■ Work to complete
Return the count of lines that mention "Variação", with no other words.

■ Data items
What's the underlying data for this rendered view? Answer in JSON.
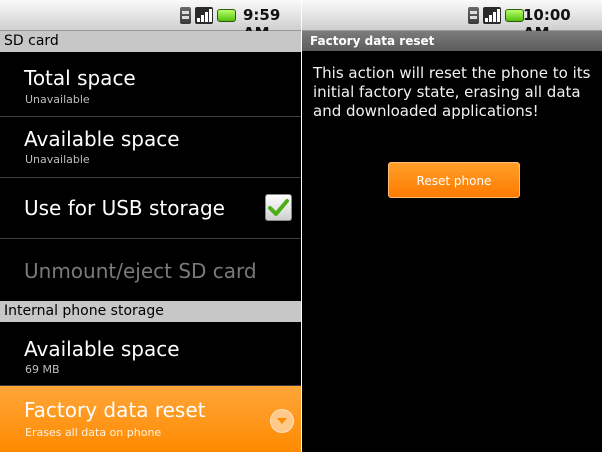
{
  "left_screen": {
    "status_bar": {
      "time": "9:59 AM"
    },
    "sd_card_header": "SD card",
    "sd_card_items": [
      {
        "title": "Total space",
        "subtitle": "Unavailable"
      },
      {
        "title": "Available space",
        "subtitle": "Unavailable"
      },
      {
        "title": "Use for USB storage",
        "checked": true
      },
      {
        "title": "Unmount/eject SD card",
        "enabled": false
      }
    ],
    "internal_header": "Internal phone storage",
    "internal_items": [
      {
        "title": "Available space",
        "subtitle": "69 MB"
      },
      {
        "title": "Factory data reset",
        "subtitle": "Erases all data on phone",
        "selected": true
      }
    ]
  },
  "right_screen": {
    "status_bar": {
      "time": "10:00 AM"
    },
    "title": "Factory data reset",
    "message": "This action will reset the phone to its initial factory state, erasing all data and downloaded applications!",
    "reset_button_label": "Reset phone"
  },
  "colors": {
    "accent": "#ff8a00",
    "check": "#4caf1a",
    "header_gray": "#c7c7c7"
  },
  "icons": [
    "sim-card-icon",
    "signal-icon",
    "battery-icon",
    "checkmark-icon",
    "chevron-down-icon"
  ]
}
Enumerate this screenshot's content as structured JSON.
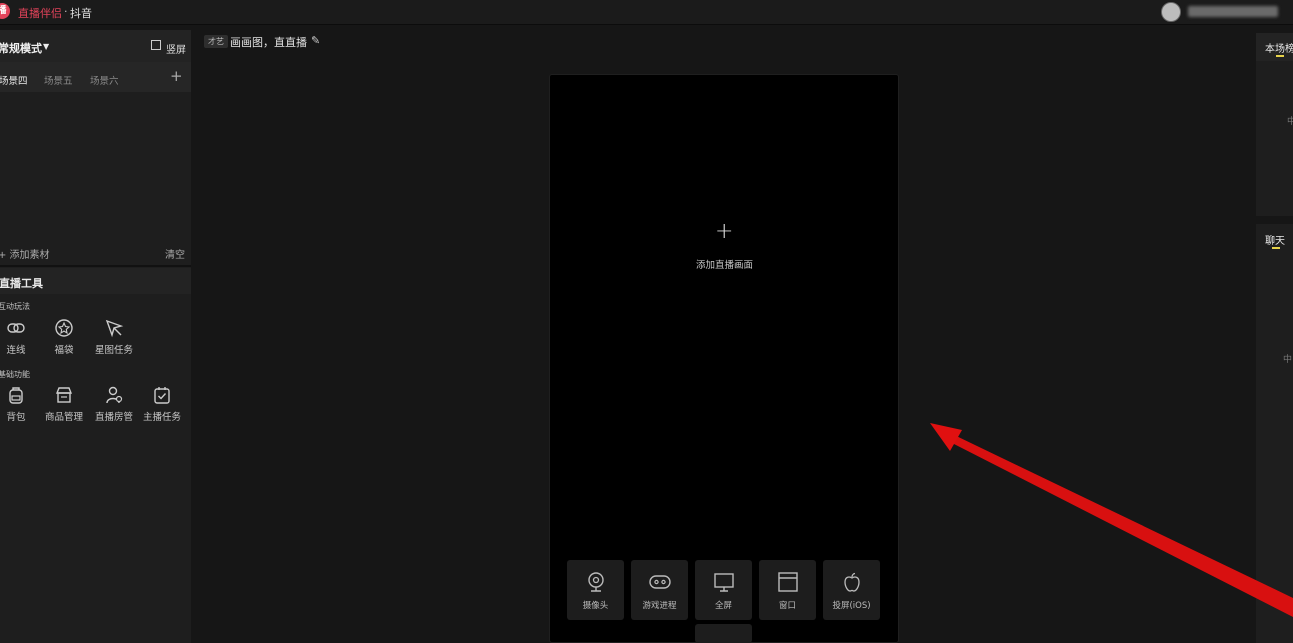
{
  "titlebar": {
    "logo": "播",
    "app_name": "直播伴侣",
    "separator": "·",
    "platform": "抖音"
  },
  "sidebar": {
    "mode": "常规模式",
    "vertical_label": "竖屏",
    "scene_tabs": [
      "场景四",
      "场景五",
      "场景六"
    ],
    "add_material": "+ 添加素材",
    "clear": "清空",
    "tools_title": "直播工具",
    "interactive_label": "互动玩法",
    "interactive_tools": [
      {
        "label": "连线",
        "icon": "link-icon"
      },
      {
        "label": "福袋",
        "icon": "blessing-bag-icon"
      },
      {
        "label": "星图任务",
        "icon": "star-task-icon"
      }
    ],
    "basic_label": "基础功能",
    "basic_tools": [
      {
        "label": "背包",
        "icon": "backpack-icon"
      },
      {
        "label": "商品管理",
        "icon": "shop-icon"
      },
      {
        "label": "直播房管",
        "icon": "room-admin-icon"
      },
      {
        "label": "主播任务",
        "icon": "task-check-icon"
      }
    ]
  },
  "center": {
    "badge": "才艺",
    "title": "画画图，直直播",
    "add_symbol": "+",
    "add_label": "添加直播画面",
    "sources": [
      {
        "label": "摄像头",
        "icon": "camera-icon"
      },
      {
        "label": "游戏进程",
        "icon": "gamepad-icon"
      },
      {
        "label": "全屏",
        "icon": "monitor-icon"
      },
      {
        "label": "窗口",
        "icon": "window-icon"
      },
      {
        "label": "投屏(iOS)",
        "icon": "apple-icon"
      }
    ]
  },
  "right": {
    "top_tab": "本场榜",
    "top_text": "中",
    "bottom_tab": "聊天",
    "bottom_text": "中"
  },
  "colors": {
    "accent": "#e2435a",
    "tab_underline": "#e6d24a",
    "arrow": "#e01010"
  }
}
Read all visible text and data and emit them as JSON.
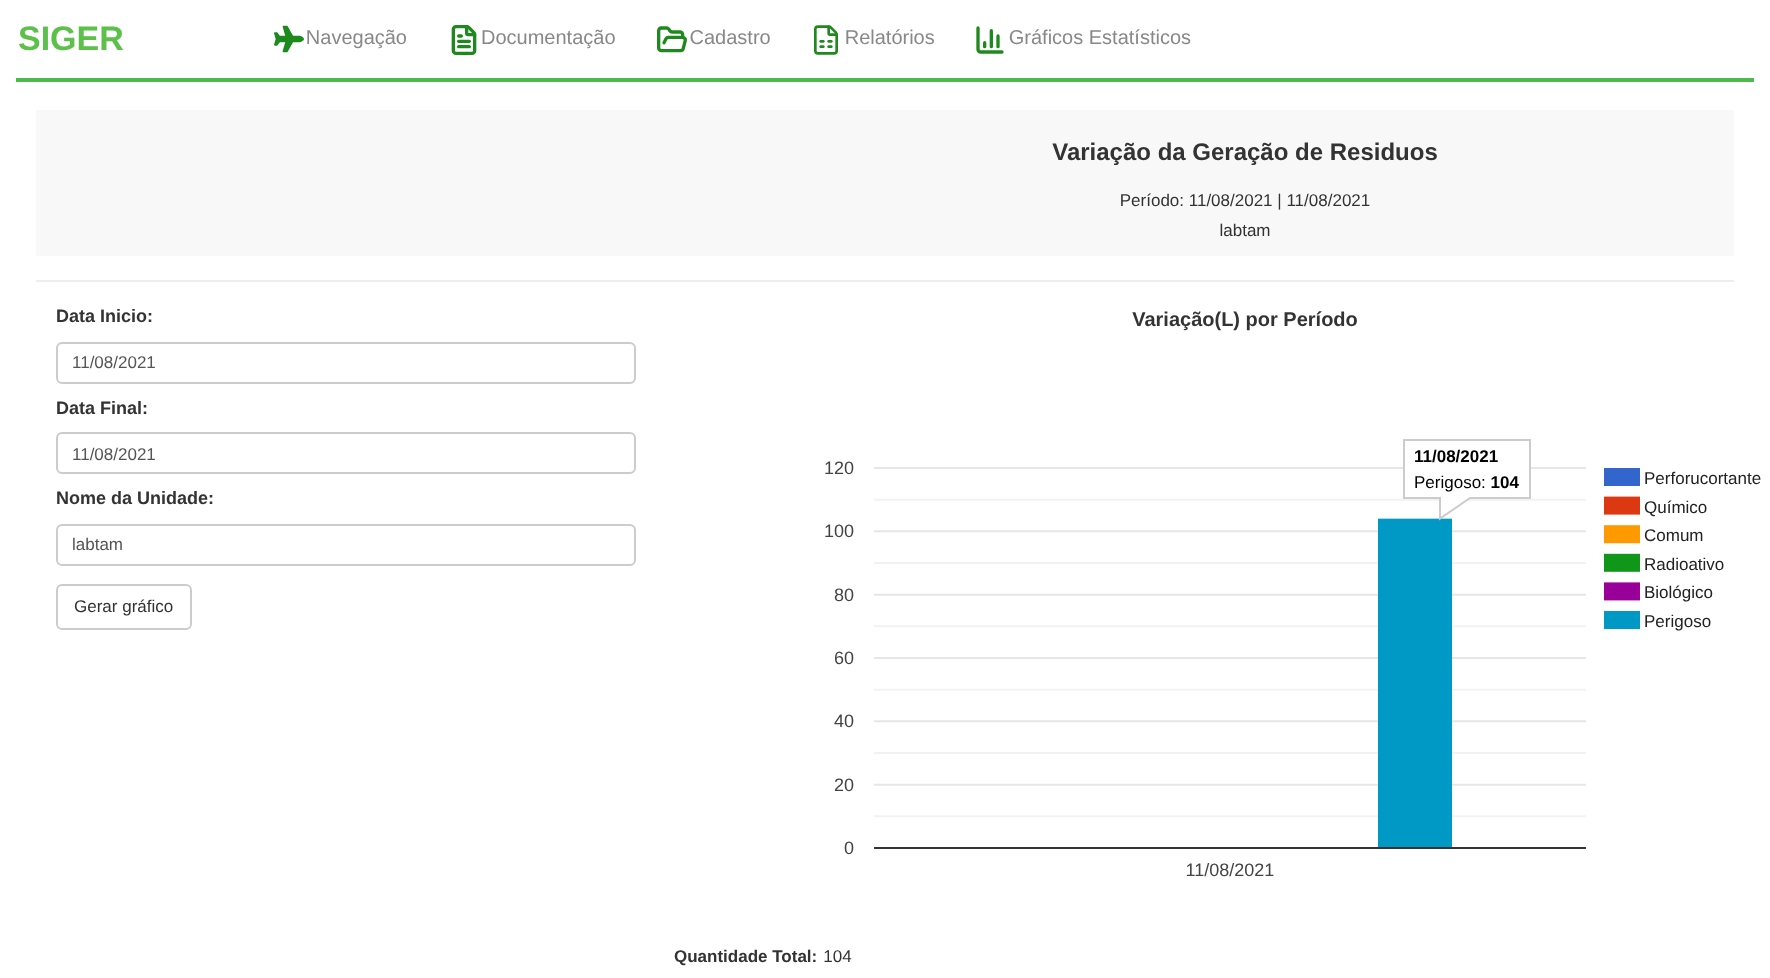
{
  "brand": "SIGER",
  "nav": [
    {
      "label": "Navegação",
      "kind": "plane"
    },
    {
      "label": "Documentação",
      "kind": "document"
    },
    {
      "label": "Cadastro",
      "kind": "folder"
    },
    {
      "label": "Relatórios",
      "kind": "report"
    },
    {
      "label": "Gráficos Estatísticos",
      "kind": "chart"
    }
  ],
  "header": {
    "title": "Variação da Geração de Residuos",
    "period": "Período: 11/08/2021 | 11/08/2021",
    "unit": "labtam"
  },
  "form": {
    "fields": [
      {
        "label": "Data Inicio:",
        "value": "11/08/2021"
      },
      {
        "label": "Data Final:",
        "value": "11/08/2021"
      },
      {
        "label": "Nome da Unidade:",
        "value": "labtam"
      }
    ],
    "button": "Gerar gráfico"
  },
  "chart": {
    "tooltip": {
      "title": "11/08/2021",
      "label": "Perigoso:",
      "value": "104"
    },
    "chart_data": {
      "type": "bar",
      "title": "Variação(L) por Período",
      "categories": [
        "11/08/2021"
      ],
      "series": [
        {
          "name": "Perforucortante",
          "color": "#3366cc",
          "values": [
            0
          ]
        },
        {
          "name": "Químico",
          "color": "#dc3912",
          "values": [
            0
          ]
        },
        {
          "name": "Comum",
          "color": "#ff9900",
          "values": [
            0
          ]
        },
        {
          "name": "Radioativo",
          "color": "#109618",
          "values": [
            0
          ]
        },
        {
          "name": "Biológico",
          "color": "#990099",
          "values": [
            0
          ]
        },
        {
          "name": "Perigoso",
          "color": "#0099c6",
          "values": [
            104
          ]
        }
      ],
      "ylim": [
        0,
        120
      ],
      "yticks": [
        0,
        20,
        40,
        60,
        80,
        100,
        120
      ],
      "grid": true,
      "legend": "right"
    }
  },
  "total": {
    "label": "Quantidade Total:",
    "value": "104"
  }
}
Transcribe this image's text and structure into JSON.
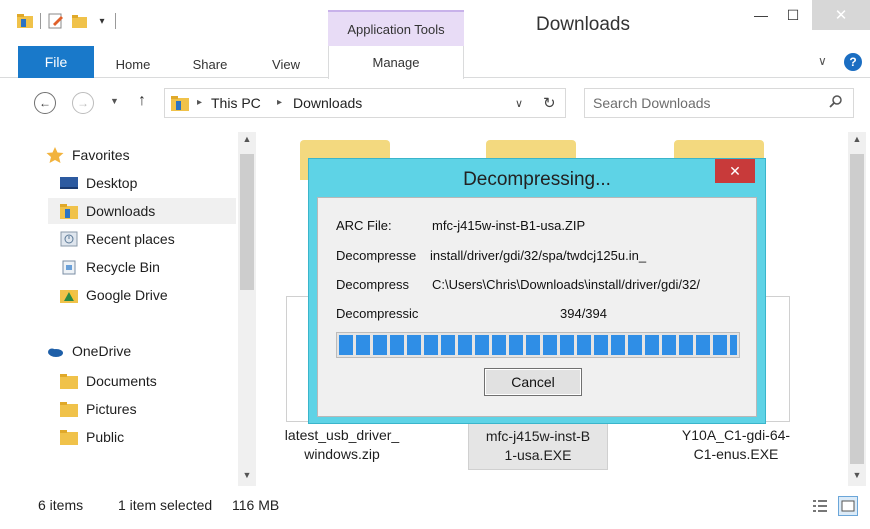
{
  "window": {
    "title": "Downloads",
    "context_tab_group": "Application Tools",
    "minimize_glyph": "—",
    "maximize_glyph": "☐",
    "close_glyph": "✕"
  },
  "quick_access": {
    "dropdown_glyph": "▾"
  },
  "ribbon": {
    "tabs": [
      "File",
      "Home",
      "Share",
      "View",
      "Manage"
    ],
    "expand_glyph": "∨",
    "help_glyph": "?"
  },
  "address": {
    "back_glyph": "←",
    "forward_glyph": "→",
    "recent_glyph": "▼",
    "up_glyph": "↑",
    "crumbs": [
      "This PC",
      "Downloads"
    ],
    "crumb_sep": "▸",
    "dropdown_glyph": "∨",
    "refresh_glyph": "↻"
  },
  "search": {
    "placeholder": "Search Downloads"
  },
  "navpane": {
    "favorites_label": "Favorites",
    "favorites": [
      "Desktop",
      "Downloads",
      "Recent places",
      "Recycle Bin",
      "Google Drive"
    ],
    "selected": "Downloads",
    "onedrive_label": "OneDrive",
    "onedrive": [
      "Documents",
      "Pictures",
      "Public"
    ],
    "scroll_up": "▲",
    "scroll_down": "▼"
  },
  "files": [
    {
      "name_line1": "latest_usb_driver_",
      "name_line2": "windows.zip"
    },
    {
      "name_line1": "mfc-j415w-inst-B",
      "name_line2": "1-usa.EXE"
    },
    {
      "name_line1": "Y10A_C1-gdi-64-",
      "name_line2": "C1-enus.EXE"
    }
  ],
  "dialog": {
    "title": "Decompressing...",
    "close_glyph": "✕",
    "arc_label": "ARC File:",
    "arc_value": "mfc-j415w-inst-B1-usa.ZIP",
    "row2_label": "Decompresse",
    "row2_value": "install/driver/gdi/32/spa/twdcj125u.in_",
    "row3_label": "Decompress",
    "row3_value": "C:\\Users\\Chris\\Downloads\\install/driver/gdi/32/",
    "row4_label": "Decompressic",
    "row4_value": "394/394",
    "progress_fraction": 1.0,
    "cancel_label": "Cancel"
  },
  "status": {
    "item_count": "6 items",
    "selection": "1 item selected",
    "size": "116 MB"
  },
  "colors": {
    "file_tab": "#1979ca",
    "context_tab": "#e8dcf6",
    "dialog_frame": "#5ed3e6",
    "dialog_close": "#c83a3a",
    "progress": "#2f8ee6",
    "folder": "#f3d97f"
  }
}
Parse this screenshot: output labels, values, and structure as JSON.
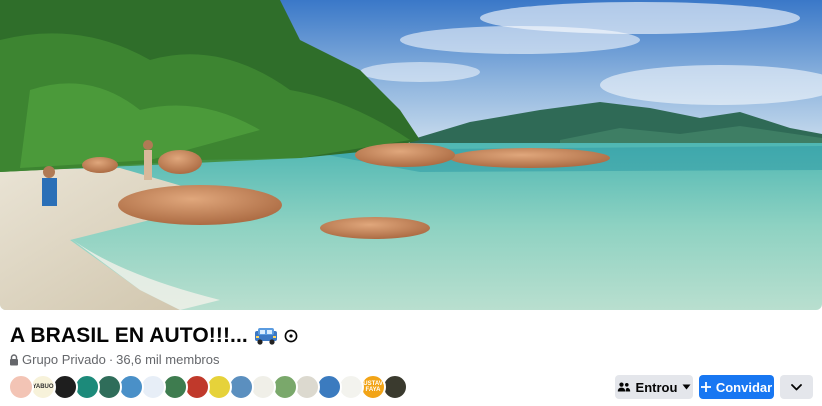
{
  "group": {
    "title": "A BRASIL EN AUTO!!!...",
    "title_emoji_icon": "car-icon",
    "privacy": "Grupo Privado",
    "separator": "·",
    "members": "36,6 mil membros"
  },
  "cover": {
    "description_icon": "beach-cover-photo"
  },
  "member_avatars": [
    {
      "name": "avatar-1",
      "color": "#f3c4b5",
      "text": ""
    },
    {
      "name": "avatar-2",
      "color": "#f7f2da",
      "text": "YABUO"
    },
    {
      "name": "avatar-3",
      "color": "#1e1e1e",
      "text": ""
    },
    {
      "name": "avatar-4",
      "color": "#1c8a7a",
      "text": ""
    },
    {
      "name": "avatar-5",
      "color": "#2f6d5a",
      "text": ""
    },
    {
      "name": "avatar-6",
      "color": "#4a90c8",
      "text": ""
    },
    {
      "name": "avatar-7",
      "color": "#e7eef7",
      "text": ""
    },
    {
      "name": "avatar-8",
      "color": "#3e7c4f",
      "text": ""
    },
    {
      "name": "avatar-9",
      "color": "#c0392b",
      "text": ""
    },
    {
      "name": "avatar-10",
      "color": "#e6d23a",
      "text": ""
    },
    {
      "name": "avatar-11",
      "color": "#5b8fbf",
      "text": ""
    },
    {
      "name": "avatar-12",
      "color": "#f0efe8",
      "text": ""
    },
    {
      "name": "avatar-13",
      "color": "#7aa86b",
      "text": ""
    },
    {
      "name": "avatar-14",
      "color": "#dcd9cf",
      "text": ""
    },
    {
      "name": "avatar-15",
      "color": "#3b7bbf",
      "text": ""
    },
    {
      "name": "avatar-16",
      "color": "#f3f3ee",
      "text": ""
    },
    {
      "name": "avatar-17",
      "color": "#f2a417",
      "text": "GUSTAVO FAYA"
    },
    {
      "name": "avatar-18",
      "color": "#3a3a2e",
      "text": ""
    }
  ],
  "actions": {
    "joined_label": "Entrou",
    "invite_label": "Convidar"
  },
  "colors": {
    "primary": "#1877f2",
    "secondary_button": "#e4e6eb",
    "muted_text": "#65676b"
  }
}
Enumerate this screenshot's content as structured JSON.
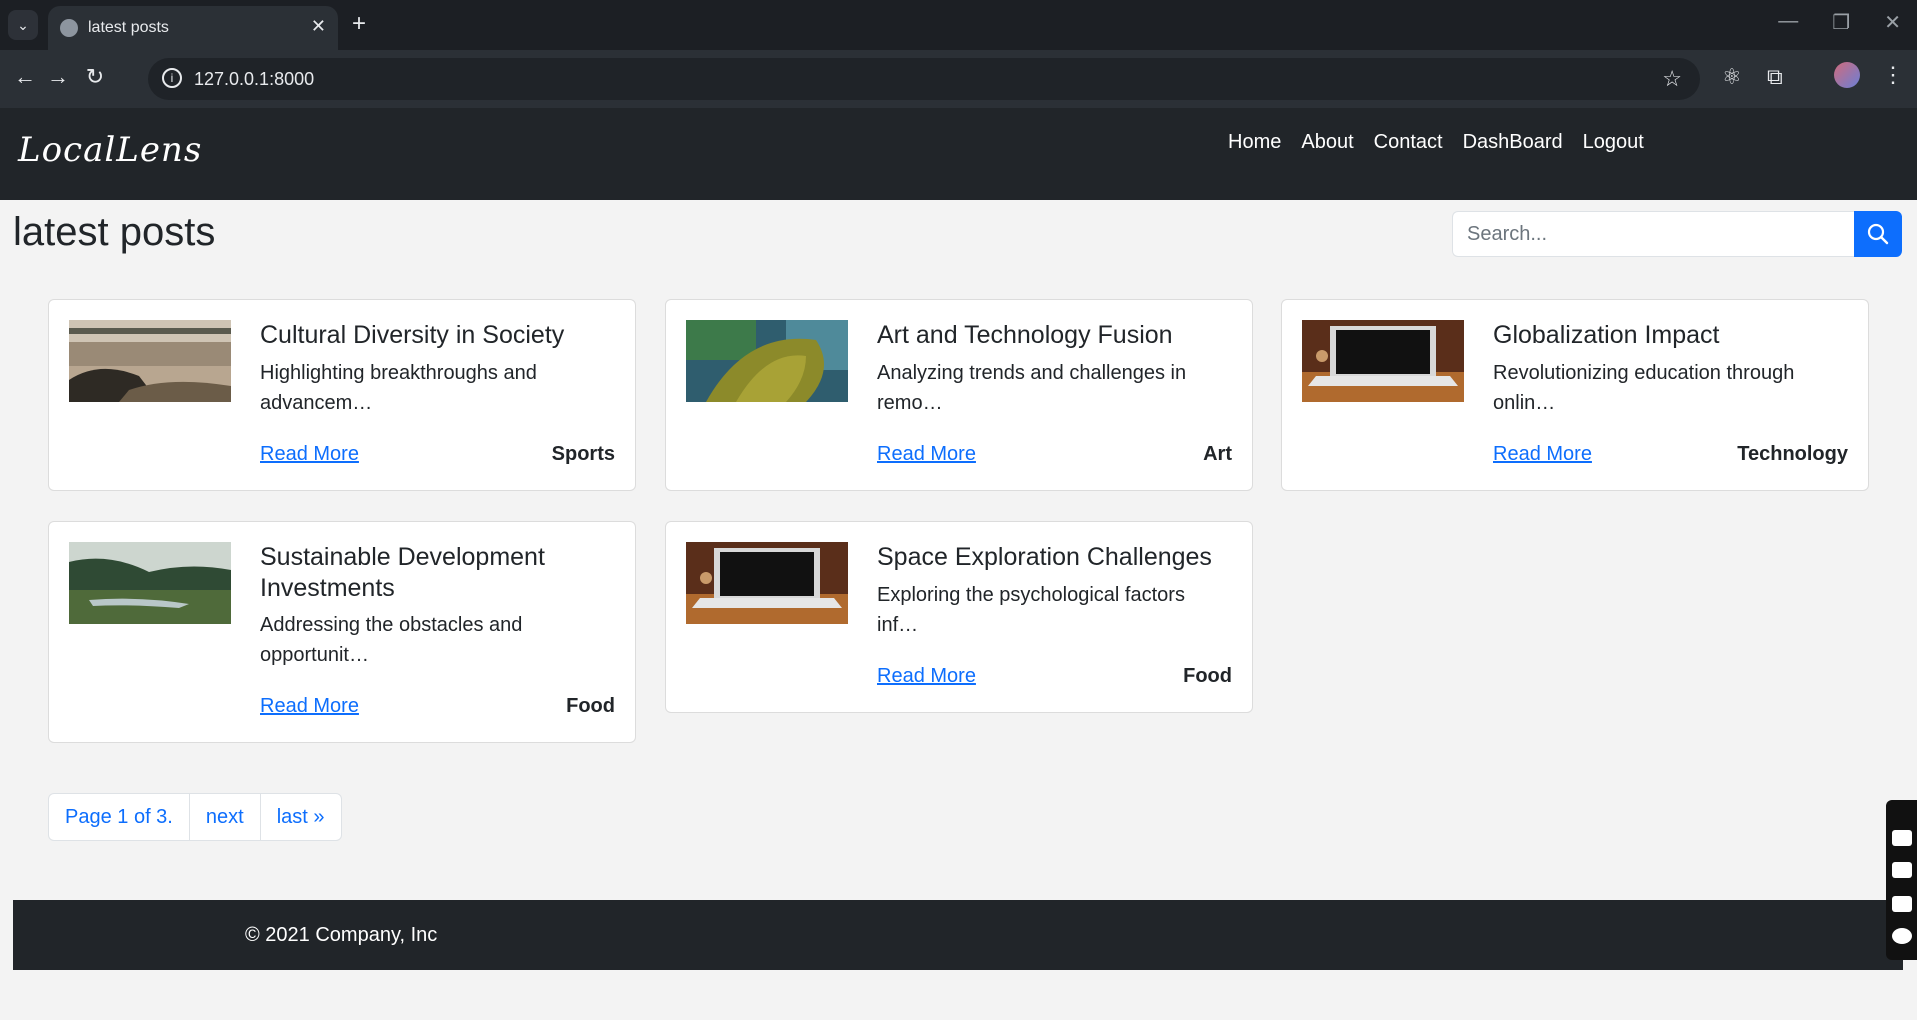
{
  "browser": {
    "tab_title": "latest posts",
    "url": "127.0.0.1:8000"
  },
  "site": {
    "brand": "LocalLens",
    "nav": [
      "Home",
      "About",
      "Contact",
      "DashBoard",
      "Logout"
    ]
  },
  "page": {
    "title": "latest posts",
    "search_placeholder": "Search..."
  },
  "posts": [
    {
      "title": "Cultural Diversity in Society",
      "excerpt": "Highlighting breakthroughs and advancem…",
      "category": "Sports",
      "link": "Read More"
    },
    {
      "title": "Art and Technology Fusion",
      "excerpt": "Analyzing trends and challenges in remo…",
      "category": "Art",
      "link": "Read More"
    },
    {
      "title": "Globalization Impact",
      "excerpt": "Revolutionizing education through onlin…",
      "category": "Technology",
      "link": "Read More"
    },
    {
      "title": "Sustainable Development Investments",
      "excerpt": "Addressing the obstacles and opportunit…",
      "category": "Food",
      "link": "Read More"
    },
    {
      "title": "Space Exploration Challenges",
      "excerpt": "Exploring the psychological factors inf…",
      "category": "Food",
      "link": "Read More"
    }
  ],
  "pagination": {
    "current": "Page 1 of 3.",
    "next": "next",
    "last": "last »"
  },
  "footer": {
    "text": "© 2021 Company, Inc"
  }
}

■ Worked answer
2